Aim:
Omit the pictures from the entries below and retype everything else exactly.

——

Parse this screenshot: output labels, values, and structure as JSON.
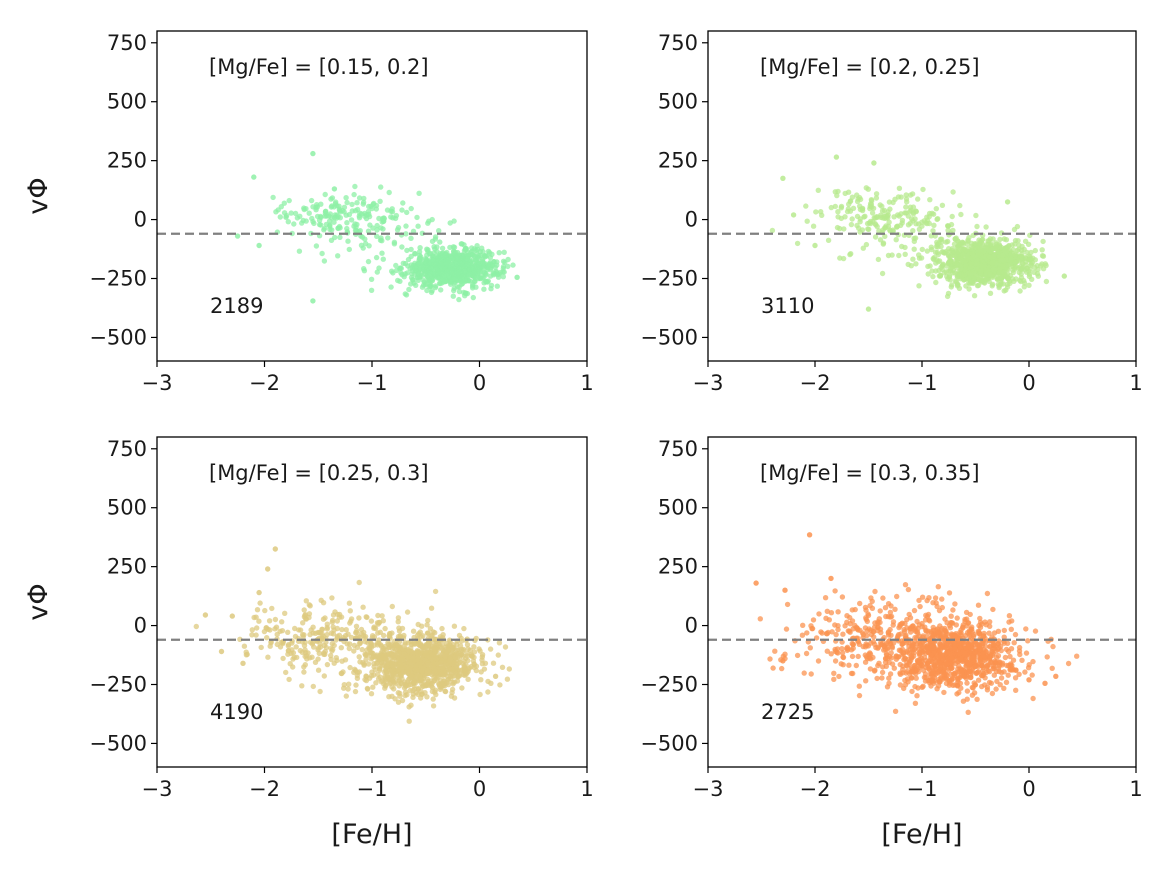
{
  "figure": {
    "xlabel": "[Fe/H]",
    "ylabel": "vΦ",
    "reference_line": {
      "y": -60,
      "style": "dashed",
      "color": "#808080"
    }
  },
  "chart_data": [
    {
      "type": "scatter",
      "title": "[Mg/Fe] = [0.15, 0.2]",
      "count_label": "2189",
      "color": "#8ef0a6",
      "xlim": [
        -3,
        1
      ],
      "ylim": [
        -600,
        800
      ],
      "xticks": [
        -3,
        -2,
        -1,
        0,
        1
      ],
      "xtick_labels": [
        "−3",
        "−2",
        "−1",
        "0",
        "1"
      ],
      "yticks": [
        750,
        500,
        250,
        0,
        -250,
        -500
      ],
      "ytick_labels": [
        "750",
        "500",
        "250",
        "0",
        "−250",
        "−500"
      ],
      "clusters": [
        {
          "cx": -0.25,
          "cy": -205,
          "sx": 0.22,
          "sy": 40,
          "n": 780
        },
        {
          "cx": -1.3,
          "cy": 20,
          "sx": 0.25,
          "sy": 45,
          "n": 130
        },
        {
          "cx": -0.9,
          "cy": -60,
          "sx": 0.35,
          "sy": 80,
          "n": 90
        }
      ],
      "points": [
        [
          -2.1,
          180
        ],
        [
          -1.55,
          280
        ],
        [
          -1.55,
          -345
        ],
        [
          -2.25,
          -70
        ],
        [
          -2.05,
          -110
        ],
        [
          0.35,
          -245
        ],
        [
          -1.8,
          10
        ],
        [
          -1.35,
          130
        ]
      ]
    },
    {
      "type": "scatter",
      "title": "[Mg/Fe] = [0.2, 0.25]",
      "count_label": "3110",
      "color": "#b7ea8e",
      "xlim": [
        -3,
        1
      ],
      "ylim": [
        -600,
        800
      ],
      "xticks": [
        -3,
        -2,
        -1,
        0,
        1
      ],
      "xtick_labels": [
        "−3",
        "−2",
        "−1",
        "0",
        "1"
      ],
      "yticks": [
        750,
        500,
        250,
        0,
        -250,
        -500
      ],
      "ytick_labels": [
        "750",
        "500",
        "250",
        "0",
        "−250",
        "−500"
      ],
      "clusters": [
        {
          "cx": -0.4,
          "cy": -185,
          "sx": 0.22,
          "sy": 48,
          "n": 850
        },
        {
          "cx": -1.45,
          "cy": 10,
          "sx": 0.28,
          "sy": 55,
          "n": 140
        },
        {
          "cx": -1.0,
          "cy": -80,
          "sx": 0.35,
          "sy": 85,
          "n": 110
        }
      ],
      "points": [
        [
          -2.3,
          175
        ],
        [
          -1.8,
          265
        ],
        [
          -1.45,
          240
        ],
        [
          -1.5,
          -380
        ],
        [
          0.33,
          -240
        ],
        [
          -2.0,
          -110
        ],
        [
          -2.2,
          20
        ],
        [
          -0.2,
          75
        ]
      ]
    },
    {
      "type": "scatter",
      "title": "[Mg/Fe] = [0.25, 0.3]",
      "count_label": "4190",
      "color": "#ddc97f",
      "xlim": [
        -3,
        1
      ],
      "ylim": [
        -600,
        800
      ],
      "xticks": [
        -3,
        -2,
        -1,
        0,
        1
      ],
      "xtick_labels": [
        "−3",
        "−2",
        "−1",
        "0",
        "1"
      ],
      "yticks": [
        750,
        500,
        250,
        0,
        -250,
        -500
      ],
      "ytick_labels": [
        "750",
        "500",
        "250",
        "0",
        "−250",
        "−500"
      ],
      "clusters": [
        {
          "cx": -0.55,
          "cy": -165,
          "sx": 0.28,
          "sy": 62,
          "n": 950
        },
        {
          "cx": -1.55,
          "cy": -40,
          "sx": 0.32,
          "sy": 65,
          "n": 180
        },
        {
          "cx": -1.05,
          "cy": -90,
          "sx": 0.4,
          "sy": 95,
          "n": 140
        }
      ],
      "points": [
        [
          -1.9,
          325
        ],
        [
          -1.97,
          240
        ],
        [
          -2.55,
          45
        ],
        [
          -2.3,
          40
        ],
        [
          -2.05,
          140
        ],
        [
          0.15,
          -215
        ],
        [
          -2.4,
          -110
        ],
        [
          -2.2,
          -160
        ]
      ]
    },
    {
      "type": "scatter",
      "title": "[Mg/Fe] = [0.3, 0.35]",
      "count_label": "2725",
      "color": "#fb9350",
      "xlim": [
        -3,
        1
      ],
      "ylim": [
        -600,
        800
      ],
      "xticks": [
        -3,
        -2,
        -1,
        0,
        1
      ],
      "xtick_labels": [
        "−3",
        "−2",
        "−1",
        "0",
        "1"
      ],
      "yticks": [
        750,
        500,
        250,
        0,
        -250,
        -500
      ],
      "ytick_labels": [
        "750",
        "500",
        "250",
        "0",
        "−250",
        "−500"
      ],
      "clusters": [
        {
          "cx": -0.7,
          "cy": -130,
          "sx": 0.3,
          "sy": 75,
          "n": 900
        },
        {
          "cx": -1.6,
          "cy": -40,
          "sx": 0.35,
          "sy": 80,
          "n": 180
        },
        {
          "cx": -1.05,
          "cy": -60,
          "sx": 0.45,
          "sy": 95,
          "n": 140
        }
      ],
      "points": [
        [
          -2.05,
          385
        ],
        [
          -2.55,
          180
        ],
        [
          -2.28,
          150
        ],
        [
          0.25,
          -215
        ],
        [
          0.15,
          -245
        ],
        [
          0.0,
          -230
        ],
        [
          -2.3,
          -150
        ],
        [
          -1.85,
          200
        ]
      ]
    }
  ]
}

——

Answer to the task:
Parse this screenshot: output labels, values, and structure as JSON.
{
  "figure": {
    "xlabel": "[Fe/H]",
    "ylabel": "vΦ",
    "reference_line": {
      "y": -60,
      "style": "dashed",
      "color": "#808080"
    }
  },
  "chart_data": [
    {
      "type": "scatter",
      "title": "[Mg/Fe] = [0.15, 0.2]",
      "count_label": "2189",
      "color": "#8ef0a6",
      "xlim": [
        -3,
        1
      ],
      "ylim": [
        -600,
        800
      ],
      "xticks": [
        -3,
        -2,
        -1,
        0,
        1
      ],
      "xtick_labels": [
        "−3",
        "−2",
        "−1",
        "0",
        "1"
      ],
      "yticks": [
        750,
        500,
        250,
        0,
        -250,
        -500
      ],
      "ytick_labels": [
        "750",
        "500",
        "250",
        "0",
        "−250",
        "−500"
      ],
      "clusters": [
        {
          "cx": -0.25,
          "cy": -205,
          "sx": 0.22,
          "sy": 40,
          "n": 780
        },
        {
          "cx": -1.3,
          "cy": 20,
          "sx": 0.25,
          "sy": 45,
          "n": 130
        },
        {
          "cx": -0.9,
          "cy": -60,
          "sx": 0.35,
          "sy": 80,
          "n": 90
        }
      ],
      "points": [
        [
          -2.1,
          180
        ],
        [
          -1.55,
          280
        ],
        [
          -1.55,
          -345
        ],
        [
          -2.25,
          -70
        ],
        [
          -2.05,
          -110
        ],
        [
          0.35,
          -245
        ],
        [
          -1.8,
          10
        ],
        [
          -1.35,
          130
        ]
      ]
    },
    {
      "type": "scatter",
      "title": "[Mg/Fe] = [0.2, 0.25]",
      "count_label": "3110",
      "color": "#b7ea8e",
      "xlim": [
        -3,
        1
      ],
      "ylim": [
        -600,
        800
      ],
      "xticks": [
        -3,
        -2,
        -1,
        0,
        1
      ],
      "xtick_labels": [
        "−3",
        "−2",
        "−1",
        "0",
        "1"
      ],
      "yticks": [
        750,
        500,
        250,
        0,
        -250,
        -500
      ],
      "ytick_labels": [
        "750",
        "500",
        "250",
        "0",
        "−250",
        "−500"
      ],
      "clusters": [
        {
          "cx": -0.4,
          "cy": -185,
          "sx": 0.22,
          "sy": 48,
          "n": 850
        },
        {
          "cx": -1.45,
          "cy": 10,
          "sx": 0.28,
          "sy": 55,
          "n": 140
        },
        {
          "cx": -1.0,
          "cy": -80,
          "sx": 0.35,
          "sy": 85,
          "n": 110
        }
      ],
      "points": [
        [
          -2.3,
          175
        ],
        [
          -1.8,
          265
        ],
        [
          -1.45,
          240
        ],
        [
          -1.5,
          -380
        ],
        [
          0.33,
          -240
        ],
        [
          -2.0,
          -110
        ],
        [
          -2.2,
          20
        ],
        [
          -0.2,
          75
        ]
      ]
    },
    {
      "type": "scatter",
      "title": "[Mg/Fe] = [0.25, 0.3]",
      "count_label": "4190",
      "color": "#ddc97f",
      "xlim": [
        -3,
        1
      ],
      "ylim": [
        -600,
        800
      ],
      "xticks": [
        -3,
        -2,
        -1,
        0,
        1
      ],
      "xtick_labels": [
        "−3",
        "−2",
        "−1",
        "0",
        "1"
      ],
      "yticks": [
        750,
        500,
        250,
        0,
        -250,
        -500
      ],
      "ytick_labels": [
        "750",
        "500",
        "250",
        "0",
        "−250",
        "−500"
      ],
      "clusters": [
        {
          "cx": -0.55,
          "cy": -165,
          "sx": 0.28,
          "sy": 62,
          "n": 950
        },
        {
          "cx": -1.55,
          "cy": -40,
          "sx": 0.32,
          "sy": 65,
          "n": 180
        },
        {
          "cx": -1.05,
          "cy": -90,
          "sx": 0.4,
          "sy": 95,
          "n": 140
        }
      ],
      "points": [
        [
          -1.9,
          325
        ],
        [
          -1.97,
          240
        ],
        [
          -2.55,
          45
        ],
        [
          -2.3,
          40
        ],
        [
          -2.05,
          140
        ],
        [
          0.15,
          -215
        ],
        [
          -2.4,
          -110
        ],
        [
          -2.2,
          -160
        ]
      ]
    },
    {
      "type": "scatter",
      "title": "[Mg/Fe] = [0.3, 0.35]",
      "count_label": "2725",
      "color": "#fb9350",
      "xlim": [
        -3,
        1
      ],
      "ylim": [
        -600,
        800
      ],
      "xticks": [
        -3,
        -2,
        -1,
        0,
        1
      ],
      "xtick_labels": [
        "−3",
        "−2",
        "−1",
        "0",
        "1"
      ],
      "yticks": [
        750,
        500,
        250,
        0,
        -250,
        -500
      ],
      "ytick_labels": [
        "750",
        "500",
        "250",
        "0",
        "−250",
        "−500"
      ],
      "clusters": [
        {
          "cx": -0.7,
          "cy": -130,
          "sx": 0.3,
          "sy": 75,
          "n": 900
        },
        {
          "cx": -1.6,
          "cy": -40,
          "sx": 0.35,
          "sy": 80,
          "n": 180
        },
        {
          "cx": -1.05,
          "cy": -60,
          "sx": 0.45,
          "sy": 95,
          "n": 140
        }
      ],
      "points": [
        [
          -2.05,
          385
        ],
        [
          -2.55,
          180
        ],
        [
          -2.28,
          150
        ],
        [
          0.25,
          -215
        ],
        [
          0.15,
          -245
        ],
        [
          0.0,
          -230
        ],
        [
          -2.3,
          -150
        ],
        [
          -1.85,
          200
        ]
      ]
    }
  ]
}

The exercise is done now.